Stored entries
========================================================================

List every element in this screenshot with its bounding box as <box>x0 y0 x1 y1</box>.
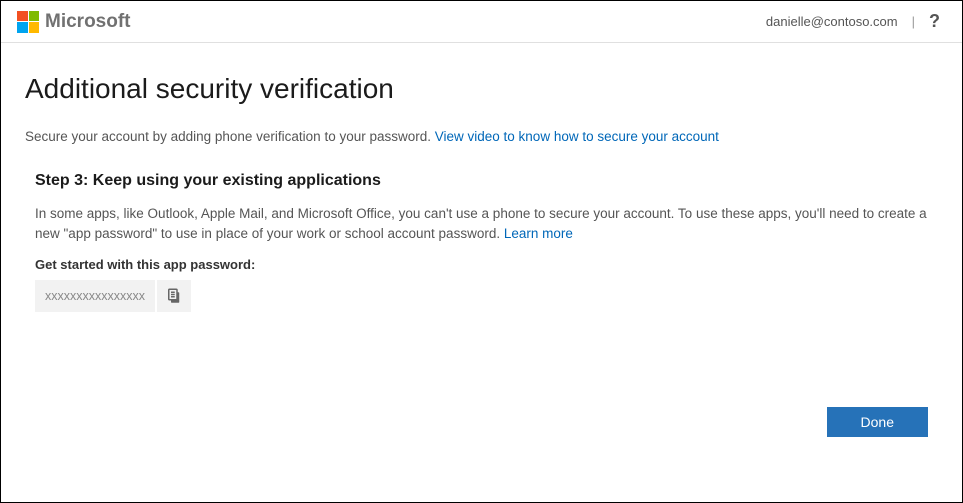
brand-block: Microsoft <box>17 11 131 33</box>
divider: | <box>912 14 915 29</box>
done-button[interactable]: Done <box>827 407 928 437</box>
app-password-label: Get started with this app password: <box>35 257 938 272</box>
user-email: danielle@contoso.com <box>766 14 898 29</box>
help-icon[interactable]: ? <box>929 11 940 32</box>
microsoft-logo-icon <box>17 11 39 33</box>
main-content: Additional security verification Secure … <box>1 43 962 312</box>
step-desc-text: In some apps, like Outlook, Apple Mail, … <box>35 206 927 241</box>
learn-more-link[interactable]: Learn more <box>504 226 573 241</box>
copy-icon <box>165 287 183 305</box>
brand-name: Microsoft <box>45 11 131 33</box>
step-description: In some apps, like Outlook, Apple Mail, … <box>35 204 928 243</box>
header-right: danielle@contoso.com | ? <box>766 11 940 32</box>
intro-video-link[interactable]: View video to know how to secure your ac… <box>435 129 719 144</box>
app-password-row: xxxxxxxxxxxxxxxx <box>35 280 938 312</box>
header: Microsoft danielle@contoso.com | ? <box>1 1 962 43</box>
app-password-field[interactable]: xxxxxxxxxxxxxxxx <box>35 280 155 312</box>
page-title: Additional security verification <box>25 73 938 105</box>
intro-line: Secure your account by adding phone veri… <box>25 129 938 144</box>
copy-button[interactable] <box>157 280 191 312</box>
intro-text: Secure your account by adding phone veri… <box>25 129 435 144</box>
step-title: Step 3: Keep using your existing applica… <box>35 172 938 190</box>
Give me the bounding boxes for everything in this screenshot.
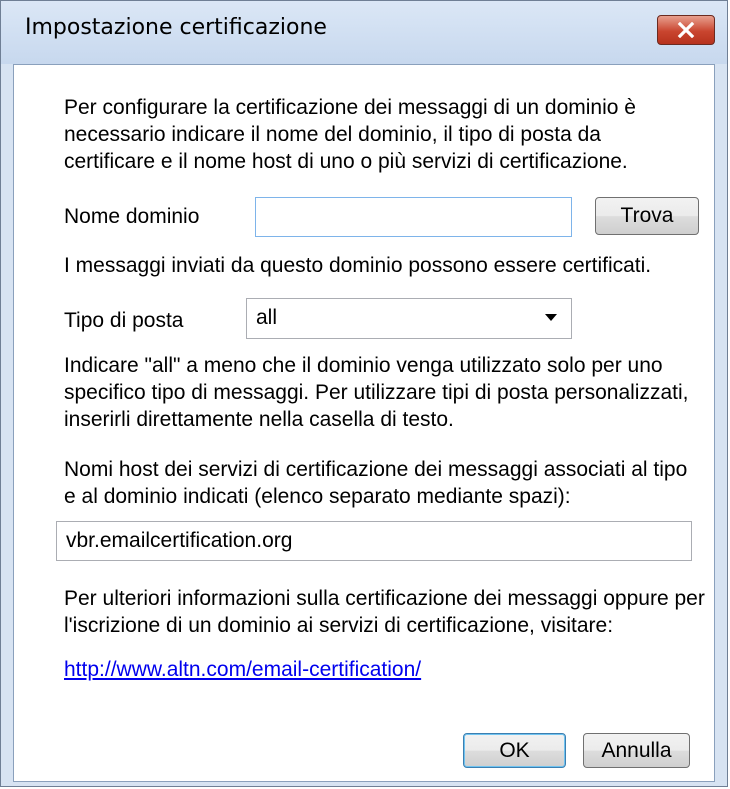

========================================================================

TO DO: Please rewrite the lines starting with the line with "brand-block: Microsoft <box>17" and going on through the line with "page-title: Additional security", changing "danielle@contoso.com" to "alex@contoso.com" and leaving everything else as it is.

RESPONSE:
brand-block: Microsoft <box>17 11 131 33</box>
divider: | <box>912 14 915 29</box>
done-button[interactable]: Done <box>827 407 928 437</box>
app-password-label: Get started with this app password: <box>35 257 938 272</box>
user-email: alex@contoso.com <box>766 14 898 29</box>
help-icon[interactable]: ? <box>929 11 940 32</box>
microsoft-logo-icon <box>17 11 39 33</box>
main-content: Additional security verification Secure … <box>1 43 962 312</box>
step-desc-text: In some apps, like Outlook, Apple Mail, … <box>35 206 927 241</box>
learn-more-link[interactable]: Learn more <box>504 226 573 241</box>
copy-icon <box>165 287 183 305</box>
brand-name: Microsoft <box>45 11 131 33</box>
step-description: In some apps, like Outlook, Apple Mail, … <box>35 204 928 243</box>
header-right: alex@contoso.com | ? <box>766 11 940 32</box>
intro-video-link[interactable]: View video to know how to secure your ac… <box>435 129 719 144</box>
app-password-row: xxxxxxxxxxxxxxxx <box>35 280 938 312</box>
header: Microsoft alex@contoso.com | ? <box>1 1 962 43</box>
app-password-field[interactable]: xxxxxxxxxxxxxxxx <box>35 280 155 312</box>
page-title: Additional security verification <box>25 73 938 105</box>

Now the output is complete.